Goal: Set down the whole listing verbatim.

Start Entries shown

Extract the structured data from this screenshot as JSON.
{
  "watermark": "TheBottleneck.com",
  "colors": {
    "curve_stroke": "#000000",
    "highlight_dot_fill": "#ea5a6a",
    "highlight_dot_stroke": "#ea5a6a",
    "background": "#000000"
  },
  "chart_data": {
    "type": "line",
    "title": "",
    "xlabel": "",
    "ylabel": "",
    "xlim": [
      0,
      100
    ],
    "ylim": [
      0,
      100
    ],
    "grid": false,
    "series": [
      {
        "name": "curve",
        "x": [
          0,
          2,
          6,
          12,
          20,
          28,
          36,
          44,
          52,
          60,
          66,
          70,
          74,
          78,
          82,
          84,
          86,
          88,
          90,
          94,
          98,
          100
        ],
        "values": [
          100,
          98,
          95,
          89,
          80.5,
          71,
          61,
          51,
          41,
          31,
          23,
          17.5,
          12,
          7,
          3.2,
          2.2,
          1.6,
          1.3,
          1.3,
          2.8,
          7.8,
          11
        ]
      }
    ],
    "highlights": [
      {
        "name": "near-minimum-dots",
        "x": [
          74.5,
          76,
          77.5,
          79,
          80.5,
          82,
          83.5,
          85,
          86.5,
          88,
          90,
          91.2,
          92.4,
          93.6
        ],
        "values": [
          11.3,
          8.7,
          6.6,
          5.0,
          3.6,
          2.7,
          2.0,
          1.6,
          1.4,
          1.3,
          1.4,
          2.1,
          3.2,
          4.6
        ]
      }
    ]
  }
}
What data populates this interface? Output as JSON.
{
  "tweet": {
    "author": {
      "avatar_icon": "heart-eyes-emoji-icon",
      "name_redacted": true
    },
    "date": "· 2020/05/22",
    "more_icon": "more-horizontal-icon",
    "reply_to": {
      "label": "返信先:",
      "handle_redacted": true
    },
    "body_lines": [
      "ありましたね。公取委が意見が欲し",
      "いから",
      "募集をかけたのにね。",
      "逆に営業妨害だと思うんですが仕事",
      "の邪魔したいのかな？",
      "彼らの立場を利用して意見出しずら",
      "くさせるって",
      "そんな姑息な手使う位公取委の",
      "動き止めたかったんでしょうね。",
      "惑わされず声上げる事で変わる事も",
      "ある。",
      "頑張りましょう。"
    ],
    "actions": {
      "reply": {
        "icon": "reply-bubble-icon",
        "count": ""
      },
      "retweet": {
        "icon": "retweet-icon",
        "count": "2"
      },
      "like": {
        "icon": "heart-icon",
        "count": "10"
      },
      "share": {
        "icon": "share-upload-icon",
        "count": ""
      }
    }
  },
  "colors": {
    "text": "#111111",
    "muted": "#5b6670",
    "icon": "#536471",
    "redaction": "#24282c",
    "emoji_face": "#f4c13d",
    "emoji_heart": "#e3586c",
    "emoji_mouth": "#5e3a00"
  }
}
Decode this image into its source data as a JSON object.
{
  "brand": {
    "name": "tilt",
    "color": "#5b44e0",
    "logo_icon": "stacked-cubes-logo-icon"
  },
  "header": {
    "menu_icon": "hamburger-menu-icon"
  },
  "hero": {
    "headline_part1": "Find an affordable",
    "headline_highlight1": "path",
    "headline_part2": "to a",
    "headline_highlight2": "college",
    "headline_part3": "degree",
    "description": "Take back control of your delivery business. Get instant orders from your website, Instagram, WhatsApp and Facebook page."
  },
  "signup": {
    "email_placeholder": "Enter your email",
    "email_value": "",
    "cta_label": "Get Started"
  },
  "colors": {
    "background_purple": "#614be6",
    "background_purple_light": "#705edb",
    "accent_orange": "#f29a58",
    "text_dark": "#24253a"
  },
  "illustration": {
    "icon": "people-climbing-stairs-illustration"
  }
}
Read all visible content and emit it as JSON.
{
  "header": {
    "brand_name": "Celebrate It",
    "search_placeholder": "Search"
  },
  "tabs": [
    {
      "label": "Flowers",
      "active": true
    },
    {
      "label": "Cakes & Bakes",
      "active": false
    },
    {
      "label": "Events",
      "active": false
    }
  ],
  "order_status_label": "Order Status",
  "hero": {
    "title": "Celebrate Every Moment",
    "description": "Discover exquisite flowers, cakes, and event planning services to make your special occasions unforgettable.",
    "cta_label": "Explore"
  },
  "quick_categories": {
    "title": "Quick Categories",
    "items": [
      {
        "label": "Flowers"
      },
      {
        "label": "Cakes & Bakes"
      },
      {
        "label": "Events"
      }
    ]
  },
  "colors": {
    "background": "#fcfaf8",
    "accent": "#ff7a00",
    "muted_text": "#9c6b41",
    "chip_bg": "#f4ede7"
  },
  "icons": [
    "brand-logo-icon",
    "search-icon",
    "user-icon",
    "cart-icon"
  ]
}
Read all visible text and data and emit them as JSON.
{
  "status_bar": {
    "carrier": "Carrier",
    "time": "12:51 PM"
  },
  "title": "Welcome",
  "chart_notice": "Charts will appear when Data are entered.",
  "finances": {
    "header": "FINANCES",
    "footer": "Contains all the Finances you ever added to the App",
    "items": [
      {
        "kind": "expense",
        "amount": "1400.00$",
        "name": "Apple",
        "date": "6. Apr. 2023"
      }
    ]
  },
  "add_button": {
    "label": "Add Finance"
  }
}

End Entries shown

Finished answer:
Extract the structured data from this screenshot as JSON.
{
  "watermark": "TheBottleneck.com",
  "colors": {
    "curve_stroke": "#000000",
    "highlight_dot_fill": "#ea5a6a",
    "highlight_dot_stroke": "#ea5a6a",
    "background": "#000000"
  },
  "chart_data": {
    "type": "line",
    "title": "",
    "xlabel": "",
    "ylabel": "",
    "xlim": [
      0,
      100
    ],
    "ylim": [
      0,
      100
    ],
    "grid": false,
    "series": [
      {
        "name": "curve",
        "x": [
          0,
          2,
          6,
          12,
          20,
          28,
          36,
          44,
          52,
          60,
          66,
          70,
          74,
          78,
          82,
          84,
          86,
          88,
          90,
          94,
          98,
          100
        ],
        "values": [
          100,
          98,
          95,
          89,
          80.5,
          71,
          61,
          51,
          41,
          31,
          23,
          17.5,
          12,
          7,
          3.2,
          2.2,
          1.6,
          1.3,
          1.3,
          2.8,
          7.8,
          11
        ]
      }
    ],
    "highlights": [
      {
        "name": "near-minimum-dots",
        "x": [
          74.5,
          76,
          77.5,
          79,
          80.5,
          82,
          83.5,
          85,
          86.5,
          88,
          90,
          91.2,
          92.4,
          93.6
        ],
        "values": [
          11.3,
          8.7,
          6.6,
          5.0,
          3.6,
          2.7,
          2.0,
          1.6,
          1.4,
          1.3,
          1.4,
          2.1,
          3.2,
          4.6
        ]
      }
    ]
  }
}
What data populates this interface? Output as JSON.
{
  "tweet": {
    "author": {
      "avatar_icon": "heart-eyes-emoji-icon",
      "name_redacted": true
    },
    "date": "· 2020/05/22",
    "more_icon": "more-horizontal-icon",
    "reply_to": {
      "label": "返信先:",
      "handle_redacted": true
    },
    "body_lines": [
      "ありましたね。公取委が意見が欲し",
      "いから",
      "募集をかけたのにね。",
      "逆に営業妨害だと思うんですが仕事",
      "の邪魔したいのかな？",
      "彼らの立場を利用して意見出しずら",
      "くさせるって",
      "そんな姑息な手使う位公取委の",
      "動き止めたかったんでしょうね。",
      "惑わされず声上げる事で変わる事も",
      "ある。",
      "頑張りましょう。"
    ],
    "actions": {
      "reply": {
        "icon": "reply-bubble-icon",
        "count": ""
      },
      "retweet": {
        "icon": "retweet-icon",
        "count": "2"
      },
      "like": {
        "icon": "heart-icon",
        "count": "10"
      },
      "share": {
        "icon": "share-upload-icon",
        "count": ""
      }
    }
  },
  "colors": {
    "text": "#111111",
    "muted": "#5b6670",
    "icon": "#536471",
    "redaction": "#24282c",
    "emoji_face": "#f4c13d",
    "emoji_heart": "#e3586c",
    "emoji_mouth": "#5e3a00"
  }
}
Decode this image into its source data as a JSON object.
{
  "brand": {
    "name": "tilt",
    "color": "#5b44e0",
    "logo_icon": "stacked-cubes-logo-icon"
  },
  "header": {
    "menu_icon": "hamburger-menu-icon"
  },
  "hero": {
    "headline_part1": "Find an affordable",
    "headline_highlight1": "path",
    "headline_part2": "to a",
    "headline_highlight2": "college",
    "headline_part3": "degree",
    "description": "Take back control of your delivery business. Get instant orders from your website, Instagram, WhatsApp and Facebook page."
  },
  "signup": {
    "email_placeholder": "Enter your email",
    "email_value": "",
    "cta_label": "Get Started"
  },
  "colors": {
    "background_purple": "#614be6",
    "background_purple_light": "#705edb",
    "accent_orange": "#f29a58",
    "text_dark": "#24253a"
  },
  "illustration": {
    "icon": "people-climbing-stairs-illustration"
  }
}
Read all visible content and emit it as JSON.
{
  "header": {
    "brand_name": "Celebrate It",
    "search_placeholder": "Search"
  },
  "tabs": [
    {
      "label": "Flowers",
      "active": true
    },
    {
      "label": "Cakes & Bakes",
      "active": false
    },
    {
      "label": "Events",
      "active": false
    }
  ],
  "order_status_label": "Order Status",
  "hero": {
    "title": "Celebrate Every Moment",
    "description": "Discover exquisite flowers, cakes, and event planning services to make your special occasions unforgettable.",
    "cta_label": "Explore"
  },
  "quick_categories": {
    "title": "Quick Categories",
    "items": [
      {
        "label": "Flowers"
      },
      {
        "label": "Cakes & Bakes"
      },
      {
        "label": "Events"
      }
    ]
  },
  "colors": {
    "background": "#fcfaf8",
    "accent": "#ff7a00",
    "muted_text": "#9c6b41",
    "chip_bg": "#f4ede7"
  },
  "icons": [
    "brand-logo-icon",
    "search-icon",
    "user-icon",
    "cart-icon"
  ]
}
Read all visible text and data and emit them as JSON.
{
  "status_bar": {
    "carrier": "Carrier",
    "time": "12:51 PM"
  },
  "title": "Welcome",
  "chart_notice": "Charts will appear when Data are entered.",
  "finances": {
    "header": "FINANCES",
    "footer": "Contains all the Finances you ever added to the App",
    "items": [
      {
        "kind": "expense",
        "amount": "1400.00$",
        "name": "Apple",
        "date": "6. Apr. 2023"
      }
    ]
  },
  "add_button": {
    "label": "Add Finance"
  }
}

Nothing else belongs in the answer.